[Structured figure records]
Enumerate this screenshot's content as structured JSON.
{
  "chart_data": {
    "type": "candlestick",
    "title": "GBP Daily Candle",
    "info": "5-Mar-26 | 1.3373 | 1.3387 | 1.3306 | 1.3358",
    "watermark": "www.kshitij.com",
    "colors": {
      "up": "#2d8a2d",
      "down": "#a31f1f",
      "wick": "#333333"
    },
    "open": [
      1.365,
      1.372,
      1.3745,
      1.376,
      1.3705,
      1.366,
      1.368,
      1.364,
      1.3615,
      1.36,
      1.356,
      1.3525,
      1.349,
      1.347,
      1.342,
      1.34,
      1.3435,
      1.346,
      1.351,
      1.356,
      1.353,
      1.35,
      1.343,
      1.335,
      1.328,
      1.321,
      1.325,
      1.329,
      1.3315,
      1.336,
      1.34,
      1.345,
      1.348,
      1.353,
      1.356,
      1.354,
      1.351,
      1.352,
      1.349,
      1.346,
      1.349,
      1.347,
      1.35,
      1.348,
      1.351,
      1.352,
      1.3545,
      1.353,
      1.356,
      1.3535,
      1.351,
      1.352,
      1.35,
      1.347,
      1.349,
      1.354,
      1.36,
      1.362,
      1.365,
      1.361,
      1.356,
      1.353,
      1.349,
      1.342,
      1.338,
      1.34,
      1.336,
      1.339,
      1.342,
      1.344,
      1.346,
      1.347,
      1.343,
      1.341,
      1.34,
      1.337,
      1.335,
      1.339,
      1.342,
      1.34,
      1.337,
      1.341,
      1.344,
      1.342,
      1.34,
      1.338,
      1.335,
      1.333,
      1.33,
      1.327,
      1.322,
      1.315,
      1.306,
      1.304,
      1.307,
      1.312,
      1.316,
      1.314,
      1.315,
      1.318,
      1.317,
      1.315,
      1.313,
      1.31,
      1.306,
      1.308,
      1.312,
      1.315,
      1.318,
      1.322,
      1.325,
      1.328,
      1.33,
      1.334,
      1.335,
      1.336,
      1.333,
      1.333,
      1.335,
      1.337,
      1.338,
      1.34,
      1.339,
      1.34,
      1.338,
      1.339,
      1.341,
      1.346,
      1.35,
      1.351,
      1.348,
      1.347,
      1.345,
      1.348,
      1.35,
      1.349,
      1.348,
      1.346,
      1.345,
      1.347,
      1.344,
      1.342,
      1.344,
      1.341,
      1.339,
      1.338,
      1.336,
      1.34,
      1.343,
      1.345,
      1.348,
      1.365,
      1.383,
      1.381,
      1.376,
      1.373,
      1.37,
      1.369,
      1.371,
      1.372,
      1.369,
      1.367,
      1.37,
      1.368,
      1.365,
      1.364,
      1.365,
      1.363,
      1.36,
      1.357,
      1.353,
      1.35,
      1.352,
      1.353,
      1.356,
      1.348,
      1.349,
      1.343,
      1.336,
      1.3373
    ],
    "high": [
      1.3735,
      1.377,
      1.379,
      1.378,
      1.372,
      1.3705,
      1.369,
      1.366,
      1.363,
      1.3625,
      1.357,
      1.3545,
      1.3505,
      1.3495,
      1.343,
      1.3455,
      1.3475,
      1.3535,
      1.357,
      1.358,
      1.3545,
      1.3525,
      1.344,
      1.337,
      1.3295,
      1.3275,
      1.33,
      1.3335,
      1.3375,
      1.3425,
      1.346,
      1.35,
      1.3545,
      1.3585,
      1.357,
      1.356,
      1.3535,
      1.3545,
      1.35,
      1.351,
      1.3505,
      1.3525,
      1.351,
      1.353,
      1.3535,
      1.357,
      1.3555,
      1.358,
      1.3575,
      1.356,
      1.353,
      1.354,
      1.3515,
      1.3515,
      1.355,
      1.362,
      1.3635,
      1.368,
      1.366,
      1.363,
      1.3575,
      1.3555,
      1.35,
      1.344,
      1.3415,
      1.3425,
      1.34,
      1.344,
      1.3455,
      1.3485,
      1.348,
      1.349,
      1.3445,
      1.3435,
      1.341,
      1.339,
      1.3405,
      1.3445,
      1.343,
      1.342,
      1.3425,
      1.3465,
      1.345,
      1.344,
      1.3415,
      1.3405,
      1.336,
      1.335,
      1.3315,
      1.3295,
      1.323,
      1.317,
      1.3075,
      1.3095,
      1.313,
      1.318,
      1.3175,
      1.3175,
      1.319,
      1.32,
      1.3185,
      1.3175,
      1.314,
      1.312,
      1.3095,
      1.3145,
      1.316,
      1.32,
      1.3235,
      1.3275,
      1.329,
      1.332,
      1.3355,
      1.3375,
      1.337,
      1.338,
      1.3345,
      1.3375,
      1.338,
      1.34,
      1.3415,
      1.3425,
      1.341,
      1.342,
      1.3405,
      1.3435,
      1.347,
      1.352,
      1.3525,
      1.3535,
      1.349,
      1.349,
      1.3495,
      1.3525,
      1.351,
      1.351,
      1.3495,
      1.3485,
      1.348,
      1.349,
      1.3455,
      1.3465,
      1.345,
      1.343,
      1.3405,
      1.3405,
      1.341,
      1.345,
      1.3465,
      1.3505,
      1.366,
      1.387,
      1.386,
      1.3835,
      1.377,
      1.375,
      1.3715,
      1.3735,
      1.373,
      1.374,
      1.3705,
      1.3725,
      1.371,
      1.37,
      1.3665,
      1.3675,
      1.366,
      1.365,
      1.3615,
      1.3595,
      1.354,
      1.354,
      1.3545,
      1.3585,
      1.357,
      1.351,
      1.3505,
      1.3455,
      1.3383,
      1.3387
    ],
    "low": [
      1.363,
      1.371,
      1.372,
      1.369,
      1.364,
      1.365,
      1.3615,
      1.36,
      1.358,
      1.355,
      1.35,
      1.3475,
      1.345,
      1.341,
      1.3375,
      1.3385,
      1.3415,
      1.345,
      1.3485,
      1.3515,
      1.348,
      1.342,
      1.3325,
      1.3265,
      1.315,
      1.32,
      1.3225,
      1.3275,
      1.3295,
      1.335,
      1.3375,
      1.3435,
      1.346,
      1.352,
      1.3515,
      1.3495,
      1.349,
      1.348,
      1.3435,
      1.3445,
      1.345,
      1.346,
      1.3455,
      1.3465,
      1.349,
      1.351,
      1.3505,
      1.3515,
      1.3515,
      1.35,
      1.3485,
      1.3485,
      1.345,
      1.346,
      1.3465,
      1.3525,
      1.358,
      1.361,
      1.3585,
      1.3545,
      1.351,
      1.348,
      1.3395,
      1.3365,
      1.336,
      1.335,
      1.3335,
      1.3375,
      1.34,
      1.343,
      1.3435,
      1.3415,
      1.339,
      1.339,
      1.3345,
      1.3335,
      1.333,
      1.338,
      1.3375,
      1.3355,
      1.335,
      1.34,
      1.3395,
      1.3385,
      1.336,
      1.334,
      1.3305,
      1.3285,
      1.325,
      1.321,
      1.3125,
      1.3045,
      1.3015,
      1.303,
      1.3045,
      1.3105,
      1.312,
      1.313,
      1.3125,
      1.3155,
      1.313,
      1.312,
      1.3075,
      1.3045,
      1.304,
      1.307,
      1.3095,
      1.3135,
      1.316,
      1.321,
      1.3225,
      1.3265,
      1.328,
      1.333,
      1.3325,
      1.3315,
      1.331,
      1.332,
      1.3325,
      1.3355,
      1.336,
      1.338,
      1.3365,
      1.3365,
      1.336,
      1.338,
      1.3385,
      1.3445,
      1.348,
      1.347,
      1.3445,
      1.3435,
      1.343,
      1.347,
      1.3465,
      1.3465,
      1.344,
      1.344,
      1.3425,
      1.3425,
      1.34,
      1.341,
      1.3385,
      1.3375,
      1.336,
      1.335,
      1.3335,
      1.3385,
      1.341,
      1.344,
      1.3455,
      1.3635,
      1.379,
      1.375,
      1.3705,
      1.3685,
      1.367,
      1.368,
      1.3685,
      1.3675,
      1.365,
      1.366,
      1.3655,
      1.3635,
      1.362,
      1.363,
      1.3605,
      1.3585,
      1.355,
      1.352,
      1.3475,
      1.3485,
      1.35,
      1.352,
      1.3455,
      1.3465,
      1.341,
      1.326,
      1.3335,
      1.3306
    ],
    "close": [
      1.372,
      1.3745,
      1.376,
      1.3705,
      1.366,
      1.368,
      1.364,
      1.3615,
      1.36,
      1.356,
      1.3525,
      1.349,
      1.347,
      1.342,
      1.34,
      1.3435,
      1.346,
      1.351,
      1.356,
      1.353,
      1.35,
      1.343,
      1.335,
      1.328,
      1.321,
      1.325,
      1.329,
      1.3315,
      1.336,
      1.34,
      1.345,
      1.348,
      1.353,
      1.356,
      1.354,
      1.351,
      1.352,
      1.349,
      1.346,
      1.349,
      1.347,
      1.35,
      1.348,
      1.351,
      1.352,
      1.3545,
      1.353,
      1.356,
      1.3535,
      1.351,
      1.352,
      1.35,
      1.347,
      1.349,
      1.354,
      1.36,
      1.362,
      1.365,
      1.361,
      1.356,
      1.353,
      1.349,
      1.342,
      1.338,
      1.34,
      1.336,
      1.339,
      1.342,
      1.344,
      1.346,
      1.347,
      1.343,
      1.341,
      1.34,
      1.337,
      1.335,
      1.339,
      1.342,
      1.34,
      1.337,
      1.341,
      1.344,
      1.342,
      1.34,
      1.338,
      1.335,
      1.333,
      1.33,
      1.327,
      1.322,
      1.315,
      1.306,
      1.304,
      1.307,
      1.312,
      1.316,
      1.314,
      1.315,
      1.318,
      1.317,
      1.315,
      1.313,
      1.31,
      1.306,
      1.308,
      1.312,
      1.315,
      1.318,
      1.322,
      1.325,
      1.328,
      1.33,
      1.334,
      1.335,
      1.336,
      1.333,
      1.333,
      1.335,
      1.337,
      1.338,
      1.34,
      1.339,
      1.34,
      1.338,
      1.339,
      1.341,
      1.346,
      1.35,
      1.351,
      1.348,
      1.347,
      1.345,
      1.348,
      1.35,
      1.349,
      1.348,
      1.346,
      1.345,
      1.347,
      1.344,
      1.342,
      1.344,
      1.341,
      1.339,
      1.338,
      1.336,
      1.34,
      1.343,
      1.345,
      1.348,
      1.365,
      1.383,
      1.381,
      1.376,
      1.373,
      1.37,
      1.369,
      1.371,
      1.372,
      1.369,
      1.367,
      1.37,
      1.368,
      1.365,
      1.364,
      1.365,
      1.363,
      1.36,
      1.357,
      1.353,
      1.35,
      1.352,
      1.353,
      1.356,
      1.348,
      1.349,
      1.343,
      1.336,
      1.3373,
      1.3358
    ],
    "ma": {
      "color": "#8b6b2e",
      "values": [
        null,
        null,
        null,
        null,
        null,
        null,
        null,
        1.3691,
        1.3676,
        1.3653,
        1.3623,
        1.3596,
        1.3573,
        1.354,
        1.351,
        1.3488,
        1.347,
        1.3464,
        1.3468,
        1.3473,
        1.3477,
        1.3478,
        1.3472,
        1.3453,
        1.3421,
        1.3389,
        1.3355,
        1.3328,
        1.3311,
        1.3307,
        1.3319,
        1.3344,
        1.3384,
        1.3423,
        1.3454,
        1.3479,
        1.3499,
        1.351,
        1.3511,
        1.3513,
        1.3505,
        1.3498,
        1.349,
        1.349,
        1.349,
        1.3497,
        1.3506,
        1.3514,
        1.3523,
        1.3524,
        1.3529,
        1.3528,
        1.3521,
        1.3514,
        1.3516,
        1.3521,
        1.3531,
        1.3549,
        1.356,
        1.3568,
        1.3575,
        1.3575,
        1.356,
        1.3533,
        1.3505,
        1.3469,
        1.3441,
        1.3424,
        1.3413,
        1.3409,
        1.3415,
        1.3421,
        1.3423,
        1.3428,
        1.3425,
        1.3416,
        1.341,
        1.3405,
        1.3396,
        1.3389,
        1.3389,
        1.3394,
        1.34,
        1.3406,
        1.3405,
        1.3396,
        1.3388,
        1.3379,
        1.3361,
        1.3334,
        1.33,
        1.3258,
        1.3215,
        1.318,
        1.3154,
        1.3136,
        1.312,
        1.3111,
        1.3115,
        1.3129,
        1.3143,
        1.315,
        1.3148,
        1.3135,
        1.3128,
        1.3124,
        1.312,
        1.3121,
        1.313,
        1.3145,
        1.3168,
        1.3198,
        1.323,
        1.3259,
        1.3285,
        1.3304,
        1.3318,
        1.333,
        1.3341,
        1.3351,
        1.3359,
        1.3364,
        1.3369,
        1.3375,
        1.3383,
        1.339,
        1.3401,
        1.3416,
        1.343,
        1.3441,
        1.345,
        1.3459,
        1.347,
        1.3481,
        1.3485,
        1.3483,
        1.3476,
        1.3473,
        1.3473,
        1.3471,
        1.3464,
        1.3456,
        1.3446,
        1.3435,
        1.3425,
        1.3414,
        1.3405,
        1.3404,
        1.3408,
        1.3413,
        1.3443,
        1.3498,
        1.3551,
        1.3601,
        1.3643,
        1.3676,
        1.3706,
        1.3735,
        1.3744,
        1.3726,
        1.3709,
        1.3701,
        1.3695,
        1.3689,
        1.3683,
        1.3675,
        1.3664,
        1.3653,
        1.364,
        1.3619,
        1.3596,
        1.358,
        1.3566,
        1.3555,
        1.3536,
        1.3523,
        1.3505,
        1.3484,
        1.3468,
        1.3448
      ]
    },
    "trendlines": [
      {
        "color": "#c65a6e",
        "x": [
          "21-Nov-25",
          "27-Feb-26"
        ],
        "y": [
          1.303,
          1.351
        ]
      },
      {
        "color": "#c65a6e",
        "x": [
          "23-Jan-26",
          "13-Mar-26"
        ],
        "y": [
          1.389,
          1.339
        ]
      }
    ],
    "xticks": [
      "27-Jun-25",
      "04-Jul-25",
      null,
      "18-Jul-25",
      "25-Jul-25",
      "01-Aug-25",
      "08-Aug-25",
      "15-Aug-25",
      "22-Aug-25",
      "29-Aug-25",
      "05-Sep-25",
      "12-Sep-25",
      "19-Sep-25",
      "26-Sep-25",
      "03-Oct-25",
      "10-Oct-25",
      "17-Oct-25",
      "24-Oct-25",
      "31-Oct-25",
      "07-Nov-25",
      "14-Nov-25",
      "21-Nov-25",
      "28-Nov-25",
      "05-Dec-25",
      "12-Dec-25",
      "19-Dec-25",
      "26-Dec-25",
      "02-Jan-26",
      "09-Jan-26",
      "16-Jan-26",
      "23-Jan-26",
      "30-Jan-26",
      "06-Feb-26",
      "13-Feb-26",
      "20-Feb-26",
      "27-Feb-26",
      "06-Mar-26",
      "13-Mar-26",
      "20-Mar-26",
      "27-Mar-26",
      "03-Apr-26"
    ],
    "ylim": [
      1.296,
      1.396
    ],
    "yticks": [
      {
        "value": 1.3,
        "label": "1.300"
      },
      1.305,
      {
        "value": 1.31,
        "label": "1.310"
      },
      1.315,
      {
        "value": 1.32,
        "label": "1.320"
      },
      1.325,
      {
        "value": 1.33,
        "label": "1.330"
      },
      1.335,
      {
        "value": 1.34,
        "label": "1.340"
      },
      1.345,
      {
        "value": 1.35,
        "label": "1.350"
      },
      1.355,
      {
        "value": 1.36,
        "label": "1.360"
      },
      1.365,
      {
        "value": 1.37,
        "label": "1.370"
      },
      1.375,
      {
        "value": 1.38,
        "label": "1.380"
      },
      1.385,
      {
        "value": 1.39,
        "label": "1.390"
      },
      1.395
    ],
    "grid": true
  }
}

Exercise brief => Only the number is wanted: how many lines of these entries contain the string "label"?

Exercise answer => 10